Find every line in the records below that holds the word "this", and copy it out.

:: Records for processing ::
Start
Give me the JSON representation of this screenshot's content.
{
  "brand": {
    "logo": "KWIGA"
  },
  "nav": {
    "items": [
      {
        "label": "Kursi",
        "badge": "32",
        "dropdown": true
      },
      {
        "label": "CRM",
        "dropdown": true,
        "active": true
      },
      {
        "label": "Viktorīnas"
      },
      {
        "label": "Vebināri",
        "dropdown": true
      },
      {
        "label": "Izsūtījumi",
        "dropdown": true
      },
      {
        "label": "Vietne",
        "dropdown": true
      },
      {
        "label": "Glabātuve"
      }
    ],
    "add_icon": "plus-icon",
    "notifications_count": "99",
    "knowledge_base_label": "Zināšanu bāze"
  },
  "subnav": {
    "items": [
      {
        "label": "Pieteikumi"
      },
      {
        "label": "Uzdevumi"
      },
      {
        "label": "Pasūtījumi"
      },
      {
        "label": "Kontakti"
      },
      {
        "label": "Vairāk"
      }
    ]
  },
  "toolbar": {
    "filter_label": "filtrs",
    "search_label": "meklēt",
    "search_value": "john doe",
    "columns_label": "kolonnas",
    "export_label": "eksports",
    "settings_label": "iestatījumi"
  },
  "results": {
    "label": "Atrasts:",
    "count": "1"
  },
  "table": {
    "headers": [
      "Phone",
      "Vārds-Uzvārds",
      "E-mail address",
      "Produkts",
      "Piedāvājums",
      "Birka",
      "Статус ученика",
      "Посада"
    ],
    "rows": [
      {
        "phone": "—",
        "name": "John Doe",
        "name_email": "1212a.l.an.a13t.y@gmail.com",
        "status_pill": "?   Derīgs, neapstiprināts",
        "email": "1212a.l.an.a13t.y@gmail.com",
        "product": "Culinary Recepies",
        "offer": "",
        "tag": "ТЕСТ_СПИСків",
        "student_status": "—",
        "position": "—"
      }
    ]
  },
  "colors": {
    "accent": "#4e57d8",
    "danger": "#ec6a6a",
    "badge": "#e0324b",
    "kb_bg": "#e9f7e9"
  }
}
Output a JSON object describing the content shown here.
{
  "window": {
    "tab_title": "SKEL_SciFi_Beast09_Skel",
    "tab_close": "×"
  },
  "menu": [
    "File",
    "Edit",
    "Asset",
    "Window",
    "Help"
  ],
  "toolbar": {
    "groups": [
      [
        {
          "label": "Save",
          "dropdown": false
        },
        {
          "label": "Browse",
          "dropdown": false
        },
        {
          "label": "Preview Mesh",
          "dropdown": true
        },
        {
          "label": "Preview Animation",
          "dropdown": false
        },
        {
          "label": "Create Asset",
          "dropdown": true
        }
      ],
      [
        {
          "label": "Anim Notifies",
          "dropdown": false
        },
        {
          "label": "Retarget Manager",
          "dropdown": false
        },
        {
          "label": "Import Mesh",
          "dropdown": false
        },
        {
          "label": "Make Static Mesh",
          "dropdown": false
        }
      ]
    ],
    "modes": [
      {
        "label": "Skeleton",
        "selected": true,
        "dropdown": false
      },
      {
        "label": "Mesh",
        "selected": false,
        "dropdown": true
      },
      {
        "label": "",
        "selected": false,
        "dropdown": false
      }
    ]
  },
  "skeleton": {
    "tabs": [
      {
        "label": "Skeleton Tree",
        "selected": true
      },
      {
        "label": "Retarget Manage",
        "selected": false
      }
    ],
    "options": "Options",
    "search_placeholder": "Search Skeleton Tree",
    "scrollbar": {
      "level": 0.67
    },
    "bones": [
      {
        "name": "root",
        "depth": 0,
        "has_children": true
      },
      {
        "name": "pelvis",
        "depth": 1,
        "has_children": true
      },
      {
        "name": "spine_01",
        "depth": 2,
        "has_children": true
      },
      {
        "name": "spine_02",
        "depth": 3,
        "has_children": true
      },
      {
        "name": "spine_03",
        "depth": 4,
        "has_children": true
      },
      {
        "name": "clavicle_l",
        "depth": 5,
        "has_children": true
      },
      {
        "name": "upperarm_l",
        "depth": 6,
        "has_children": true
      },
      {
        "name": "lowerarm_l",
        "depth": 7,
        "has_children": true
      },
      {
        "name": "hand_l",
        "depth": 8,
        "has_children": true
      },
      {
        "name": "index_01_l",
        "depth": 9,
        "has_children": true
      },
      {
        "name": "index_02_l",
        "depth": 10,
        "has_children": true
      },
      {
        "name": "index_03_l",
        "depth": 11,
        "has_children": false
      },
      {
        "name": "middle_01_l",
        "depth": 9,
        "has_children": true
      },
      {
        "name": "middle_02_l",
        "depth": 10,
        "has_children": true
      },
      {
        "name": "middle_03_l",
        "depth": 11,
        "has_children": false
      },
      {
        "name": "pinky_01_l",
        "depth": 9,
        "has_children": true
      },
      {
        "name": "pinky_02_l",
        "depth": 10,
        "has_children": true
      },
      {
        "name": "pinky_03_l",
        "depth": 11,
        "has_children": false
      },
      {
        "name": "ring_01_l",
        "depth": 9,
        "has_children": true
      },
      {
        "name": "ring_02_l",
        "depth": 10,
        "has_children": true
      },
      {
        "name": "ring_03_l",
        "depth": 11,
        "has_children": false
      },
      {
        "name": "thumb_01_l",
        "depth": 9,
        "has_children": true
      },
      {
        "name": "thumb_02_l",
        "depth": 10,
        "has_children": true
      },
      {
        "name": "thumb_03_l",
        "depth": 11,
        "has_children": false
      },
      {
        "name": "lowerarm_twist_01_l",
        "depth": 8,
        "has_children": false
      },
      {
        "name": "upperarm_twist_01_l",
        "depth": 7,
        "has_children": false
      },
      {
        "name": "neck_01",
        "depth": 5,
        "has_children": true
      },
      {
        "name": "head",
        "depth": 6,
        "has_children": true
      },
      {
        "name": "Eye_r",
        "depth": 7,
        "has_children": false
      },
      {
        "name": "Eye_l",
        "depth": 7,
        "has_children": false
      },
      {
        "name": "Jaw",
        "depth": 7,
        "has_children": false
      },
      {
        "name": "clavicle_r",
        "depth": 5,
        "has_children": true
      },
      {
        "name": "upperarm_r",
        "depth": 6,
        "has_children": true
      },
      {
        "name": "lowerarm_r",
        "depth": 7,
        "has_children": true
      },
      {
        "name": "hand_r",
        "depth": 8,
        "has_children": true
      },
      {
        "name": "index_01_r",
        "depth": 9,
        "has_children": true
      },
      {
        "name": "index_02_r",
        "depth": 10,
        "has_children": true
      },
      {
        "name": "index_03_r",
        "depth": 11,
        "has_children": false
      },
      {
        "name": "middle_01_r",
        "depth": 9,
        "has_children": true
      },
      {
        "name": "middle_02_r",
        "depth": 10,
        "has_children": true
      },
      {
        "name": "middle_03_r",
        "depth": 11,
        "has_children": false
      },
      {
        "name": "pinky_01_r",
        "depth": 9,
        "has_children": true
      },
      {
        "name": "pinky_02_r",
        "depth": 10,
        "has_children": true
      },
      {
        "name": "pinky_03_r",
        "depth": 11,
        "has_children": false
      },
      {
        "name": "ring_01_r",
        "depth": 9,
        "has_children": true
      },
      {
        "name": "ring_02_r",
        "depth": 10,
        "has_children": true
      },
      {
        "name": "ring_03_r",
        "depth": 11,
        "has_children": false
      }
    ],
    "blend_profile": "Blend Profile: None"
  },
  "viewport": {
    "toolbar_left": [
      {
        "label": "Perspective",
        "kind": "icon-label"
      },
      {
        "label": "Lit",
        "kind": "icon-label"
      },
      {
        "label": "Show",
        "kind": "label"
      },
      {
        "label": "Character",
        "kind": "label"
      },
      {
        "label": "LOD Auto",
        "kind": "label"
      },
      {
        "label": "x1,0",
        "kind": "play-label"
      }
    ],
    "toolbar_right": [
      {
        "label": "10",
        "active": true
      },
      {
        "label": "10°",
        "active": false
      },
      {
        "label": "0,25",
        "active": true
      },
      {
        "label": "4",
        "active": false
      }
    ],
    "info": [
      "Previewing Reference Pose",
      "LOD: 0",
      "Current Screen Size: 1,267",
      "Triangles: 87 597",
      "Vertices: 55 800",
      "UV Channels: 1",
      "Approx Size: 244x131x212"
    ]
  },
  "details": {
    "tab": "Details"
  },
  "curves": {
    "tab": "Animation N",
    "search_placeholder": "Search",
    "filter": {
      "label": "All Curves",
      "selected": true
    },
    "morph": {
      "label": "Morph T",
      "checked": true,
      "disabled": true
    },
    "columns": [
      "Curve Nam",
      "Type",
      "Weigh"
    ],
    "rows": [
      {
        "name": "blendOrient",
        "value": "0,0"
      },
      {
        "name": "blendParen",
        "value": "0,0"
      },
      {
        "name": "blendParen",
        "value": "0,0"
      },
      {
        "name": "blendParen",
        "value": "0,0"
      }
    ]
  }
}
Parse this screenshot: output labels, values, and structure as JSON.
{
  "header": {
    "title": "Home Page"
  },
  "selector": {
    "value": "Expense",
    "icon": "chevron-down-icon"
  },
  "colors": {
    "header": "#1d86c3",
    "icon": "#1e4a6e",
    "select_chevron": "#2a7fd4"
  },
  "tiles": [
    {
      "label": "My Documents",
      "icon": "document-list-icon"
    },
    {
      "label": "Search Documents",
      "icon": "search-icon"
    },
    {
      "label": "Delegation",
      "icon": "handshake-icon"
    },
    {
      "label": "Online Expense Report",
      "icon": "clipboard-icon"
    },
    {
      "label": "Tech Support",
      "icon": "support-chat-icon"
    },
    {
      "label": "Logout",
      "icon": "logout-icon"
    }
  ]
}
End
:: Reply ::
Give me the JSON representation of this screenshot's content.
Parse this screenshot: output labels, values, and structure as JSON.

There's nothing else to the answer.